**What is being asked:** Check each line of the listing for the string "UNIVERSITAS", then state how many lines have it. Only the number is wanted.

**Records:**
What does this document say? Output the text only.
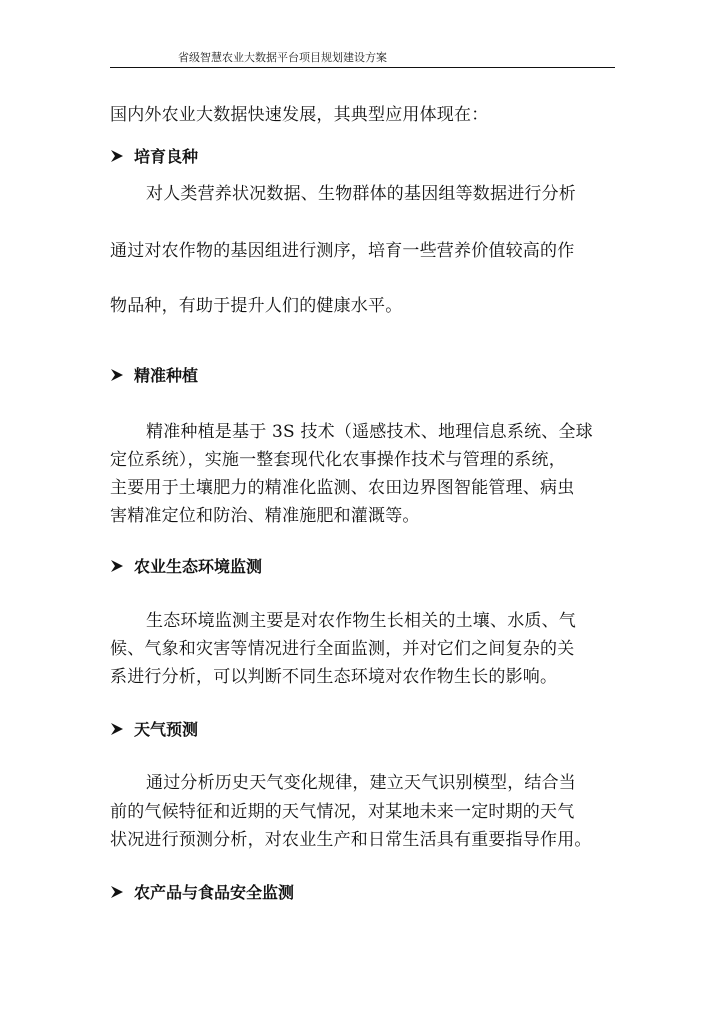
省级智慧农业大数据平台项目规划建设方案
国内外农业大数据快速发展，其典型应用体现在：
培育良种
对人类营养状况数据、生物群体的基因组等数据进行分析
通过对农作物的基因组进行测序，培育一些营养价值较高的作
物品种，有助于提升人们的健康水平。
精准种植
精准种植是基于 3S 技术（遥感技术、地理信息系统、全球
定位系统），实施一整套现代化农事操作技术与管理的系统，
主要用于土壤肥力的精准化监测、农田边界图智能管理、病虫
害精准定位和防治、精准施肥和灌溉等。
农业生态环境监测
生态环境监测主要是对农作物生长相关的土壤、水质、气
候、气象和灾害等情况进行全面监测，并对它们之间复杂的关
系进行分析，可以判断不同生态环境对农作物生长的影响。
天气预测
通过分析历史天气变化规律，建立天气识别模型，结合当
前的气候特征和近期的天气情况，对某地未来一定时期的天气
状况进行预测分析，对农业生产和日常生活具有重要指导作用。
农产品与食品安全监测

---

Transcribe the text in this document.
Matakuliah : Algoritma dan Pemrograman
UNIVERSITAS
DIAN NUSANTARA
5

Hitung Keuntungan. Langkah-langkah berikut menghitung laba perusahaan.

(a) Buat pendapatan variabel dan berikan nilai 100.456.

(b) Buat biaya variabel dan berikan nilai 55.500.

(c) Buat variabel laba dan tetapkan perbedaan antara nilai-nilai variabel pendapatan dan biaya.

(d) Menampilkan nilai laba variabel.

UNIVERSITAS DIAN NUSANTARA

**Finished exercise:** 2